***** 文档正文

1. 练习:增长
2. 练习:哈希函数
3. 练习:是否开课
4. 练习:开课时间
题目:
# Dictionaries of Dictionaries (of Dictionaries)
# The next several questions concern the data structure below for keeping
# track of Udacity's courses (where all of the values are strings):
# { <hexamester>, { <class>: { <property>: <value>, ... },
# ... },
# ... }
# For example,
courses = {
'feb2012': { 'cs101': {'name': 'Building a Search Engine',
'teacher': 'Dave',
'assistant': 'Peter C.'},
'cs373': {'name': 'Programming a Robotic Car',
'teacher': 'Sebastian',
'assistant': 'Andy'}},
'apr2012': { 'cs101': {'name': 'Building a Search Engine',
'teacher': 'Dave',
'assistant': 'Sarah'},
'cs212': {'name': 'The Design of Computer Programs',
'teacher': 'Peter N.',
'assistant': 'Andy',
'prereq': 'cs101'},
'cs253': {'name': 'Web Application Engineering - Building a Blog',
'teacher': 'Steve',
'prereq': 'cs101'},
'cs262': {'name': 'Programming Languages - Building a Web Browser',
'teacher': 'Wes',
'assistant': 'Peter C.',
'prereq': 'cs101'},
'cs373': {'name': 'Programming a Robotic Car',
'teacher': 'Sebastian'},
'cs387': {'name': 'Applied Cryptography',
'teacher': 'Dave'}},
'jan2044': { 'cs001': {'name': 'Building a Quantum Holodeck',
'teacher': 'Dorina'},
'cs003': {'name': 'Programming a Robotic Robotics Teacher',
'teacher': 'Jasper'},
}
}
# For the following questions, you will find the
# for <key> in <dictionary>:
# <block>
# construct useful. This loops through the key values in the Dictionary. For
# example, this procedure returns a list of all the courses offered in the given
# hexamester:
def courses_offered(courses, hexamester):
res = []
for c in courses[hexamester]:
res.append(c)

**********

_练习目标_
根据课程字典练习回答：
(a) 在 feb2012 中，cs101 的助教是谁？
(b) 在 apr2012 中，cs212 的先修课程是什么？
(c) 按注释所说，courses_offered 这个过程返回什么？
这些记录来自另一个来源。

***** 给定数据

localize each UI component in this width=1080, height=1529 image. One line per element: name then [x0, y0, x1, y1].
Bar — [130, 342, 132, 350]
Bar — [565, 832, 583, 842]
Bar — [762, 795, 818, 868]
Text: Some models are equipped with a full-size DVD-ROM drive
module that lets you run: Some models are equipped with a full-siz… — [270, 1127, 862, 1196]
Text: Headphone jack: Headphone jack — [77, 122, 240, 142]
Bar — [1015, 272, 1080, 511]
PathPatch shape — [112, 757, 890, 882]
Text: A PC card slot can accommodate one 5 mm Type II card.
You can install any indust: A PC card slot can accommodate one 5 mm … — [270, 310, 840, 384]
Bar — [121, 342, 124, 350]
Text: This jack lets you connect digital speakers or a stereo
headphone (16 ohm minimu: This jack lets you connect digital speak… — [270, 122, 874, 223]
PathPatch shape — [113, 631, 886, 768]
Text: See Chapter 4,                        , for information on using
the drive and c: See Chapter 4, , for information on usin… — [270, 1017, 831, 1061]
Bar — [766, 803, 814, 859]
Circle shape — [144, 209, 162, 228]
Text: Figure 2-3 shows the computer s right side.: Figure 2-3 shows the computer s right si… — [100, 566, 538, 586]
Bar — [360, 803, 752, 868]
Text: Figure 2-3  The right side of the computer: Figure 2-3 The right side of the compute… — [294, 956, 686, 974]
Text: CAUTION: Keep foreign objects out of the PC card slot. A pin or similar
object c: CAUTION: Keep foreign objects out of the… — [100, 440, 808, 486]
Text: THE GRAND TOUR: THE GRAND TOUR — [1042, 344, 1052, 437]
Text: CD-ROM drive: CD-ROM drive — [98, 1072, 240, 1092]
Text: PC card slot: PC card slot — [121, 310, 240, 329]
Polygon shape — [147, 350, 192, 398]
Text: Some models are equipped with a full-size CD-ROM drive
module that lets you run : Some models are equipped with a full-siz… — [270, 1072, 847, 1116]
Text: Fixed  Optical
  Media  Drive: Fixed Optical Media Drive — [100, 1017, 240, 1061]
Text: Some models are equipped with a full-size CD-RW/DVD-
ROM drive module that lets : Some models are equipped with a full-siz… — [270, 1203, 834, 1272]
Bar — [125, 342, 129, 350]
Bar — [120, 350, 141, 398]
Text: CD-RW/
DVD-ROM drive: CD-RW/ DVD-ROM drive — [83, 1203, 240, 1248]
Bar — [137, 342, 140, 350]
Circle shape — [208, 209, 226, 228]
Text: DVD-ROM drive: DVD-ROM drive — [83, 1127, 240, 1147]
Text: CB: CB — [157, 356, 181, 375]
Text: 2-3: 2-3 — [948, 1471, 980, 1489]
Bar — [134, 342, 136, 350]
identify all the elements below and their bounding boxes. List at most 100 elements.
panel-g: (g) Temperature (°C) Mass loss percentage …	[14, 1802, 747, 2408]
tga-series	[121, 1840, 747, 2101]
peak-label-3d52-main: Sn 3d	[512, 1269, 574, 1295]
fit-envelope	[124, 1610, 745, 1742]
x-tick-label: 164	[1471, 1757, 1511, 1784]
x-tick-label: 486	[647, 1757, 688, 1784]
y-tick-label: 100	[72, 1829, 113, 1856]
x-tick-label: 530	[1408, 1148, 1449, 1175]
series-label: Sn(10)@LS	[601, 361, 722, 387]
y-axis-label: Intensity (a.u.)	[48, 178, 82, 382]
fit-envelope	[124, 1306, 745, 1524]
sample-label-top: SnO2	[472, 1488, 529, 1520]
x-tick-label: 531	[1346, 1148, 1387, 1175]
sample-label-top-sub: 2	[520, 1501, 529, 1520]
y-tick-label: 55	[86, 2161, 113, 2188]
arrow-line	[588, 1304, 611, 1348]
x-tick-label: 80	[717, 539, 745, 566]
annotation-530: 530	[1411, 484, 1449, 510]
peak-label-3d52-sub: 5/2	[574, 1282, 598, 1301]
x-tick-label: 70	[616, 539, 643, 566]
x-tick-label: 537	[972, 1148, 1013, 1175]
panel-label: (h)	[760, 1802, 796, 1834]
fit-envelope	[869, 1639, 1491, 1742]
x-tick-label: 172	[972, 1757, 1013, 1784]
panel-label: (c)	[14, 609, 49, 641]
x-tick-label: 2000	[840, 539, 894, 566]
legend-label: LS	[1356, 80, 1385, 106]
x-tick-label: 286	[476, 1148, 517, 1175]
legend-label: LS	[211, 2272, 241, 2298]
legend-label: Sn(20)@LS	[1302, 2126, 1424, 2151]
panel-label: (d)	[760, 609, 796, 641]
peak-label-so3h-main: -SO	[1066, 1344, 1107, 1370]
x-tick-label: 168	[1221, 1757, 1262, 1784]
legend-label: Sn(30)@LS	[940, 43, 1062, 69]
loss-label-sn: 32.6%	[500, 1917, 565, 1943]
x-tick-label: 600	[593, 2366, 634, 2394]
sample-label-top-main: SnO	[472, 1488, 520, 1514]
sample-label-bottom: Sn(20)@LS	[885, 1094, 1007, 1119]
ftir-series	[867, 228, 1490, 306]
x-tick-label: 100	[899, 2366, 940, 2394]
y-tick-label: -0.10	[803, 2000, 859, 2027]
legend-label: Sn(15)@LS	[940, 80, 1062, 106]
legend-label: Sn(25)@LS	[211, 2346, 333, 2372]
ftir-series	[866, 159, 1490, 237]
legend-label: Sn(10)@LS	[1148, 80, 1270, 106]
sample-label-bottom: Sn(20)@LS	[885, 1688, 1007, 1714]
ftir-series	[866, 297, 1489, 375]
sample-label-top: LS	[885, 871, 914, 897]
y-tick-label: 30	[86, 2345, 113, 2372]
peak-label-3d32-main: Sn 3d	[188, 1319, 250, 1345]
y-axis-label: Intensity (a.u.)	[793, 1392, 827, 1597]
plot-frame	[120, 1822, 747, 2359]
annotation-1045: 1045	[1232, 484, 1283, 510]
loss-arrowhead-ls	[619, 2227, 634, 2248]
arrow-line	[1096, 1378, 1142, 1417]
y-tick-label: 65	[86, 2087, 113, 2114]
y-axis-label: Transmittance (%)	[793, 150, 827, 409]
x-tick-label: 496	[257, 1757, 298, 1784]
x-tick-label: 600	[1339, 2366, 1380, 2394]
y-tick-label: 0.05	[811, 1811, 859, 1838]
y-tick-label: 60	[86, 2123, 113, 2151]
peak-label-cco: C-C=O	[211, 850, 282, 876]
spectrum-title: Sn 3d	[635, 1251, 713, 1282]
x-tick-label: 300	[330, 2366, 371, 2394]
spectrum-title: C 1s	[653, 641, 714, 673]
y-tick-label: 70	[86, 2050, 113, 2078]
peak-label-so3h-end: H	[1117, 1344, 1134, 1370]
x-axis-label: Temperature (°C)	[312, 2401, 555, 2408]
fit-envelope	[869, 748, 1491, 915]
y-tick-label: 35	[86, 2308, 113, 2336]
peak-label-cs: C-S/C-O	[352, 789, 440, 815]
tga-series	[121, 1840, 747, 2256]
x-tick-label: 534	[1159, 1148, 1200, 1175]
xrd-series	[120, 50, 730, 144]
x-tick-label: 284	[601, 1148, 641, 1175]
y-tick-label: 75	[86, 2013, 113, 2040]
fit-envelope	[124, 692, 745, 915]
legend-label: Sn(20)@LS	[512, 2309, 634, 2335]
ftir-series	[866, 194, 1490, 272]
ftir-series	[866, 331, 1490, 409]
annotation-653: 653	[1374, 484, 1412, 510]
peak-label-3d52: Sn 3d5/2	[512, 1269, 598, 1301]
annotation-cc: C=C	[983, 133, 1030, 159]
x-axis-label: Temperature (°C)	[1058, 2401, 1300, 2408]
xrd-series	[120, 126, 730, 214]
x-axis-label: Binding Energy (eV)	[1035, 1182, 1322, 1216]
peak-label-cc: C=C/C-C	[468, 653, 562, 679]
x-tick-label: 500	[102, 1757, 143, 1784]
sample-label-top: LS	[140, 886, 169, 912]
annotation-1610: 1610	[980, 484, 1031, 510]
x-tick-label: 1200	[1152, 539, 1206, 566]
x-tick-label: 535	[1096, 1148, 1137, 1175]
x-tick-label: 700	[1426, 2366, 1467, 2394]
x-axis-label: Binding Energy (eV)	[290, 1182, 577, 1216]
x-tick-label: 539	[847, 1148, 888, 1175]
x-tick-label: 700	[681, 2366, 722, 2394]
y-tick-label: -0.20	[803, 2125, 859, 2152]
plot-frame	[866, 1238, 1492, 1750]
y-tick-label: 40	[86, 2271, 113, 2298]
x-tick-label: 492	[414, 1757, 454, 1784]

**********

_已完成练习_
(a) Peter C.
(b) cs101
(c) 返回给定 hexamester 中开设的所有课程的列表。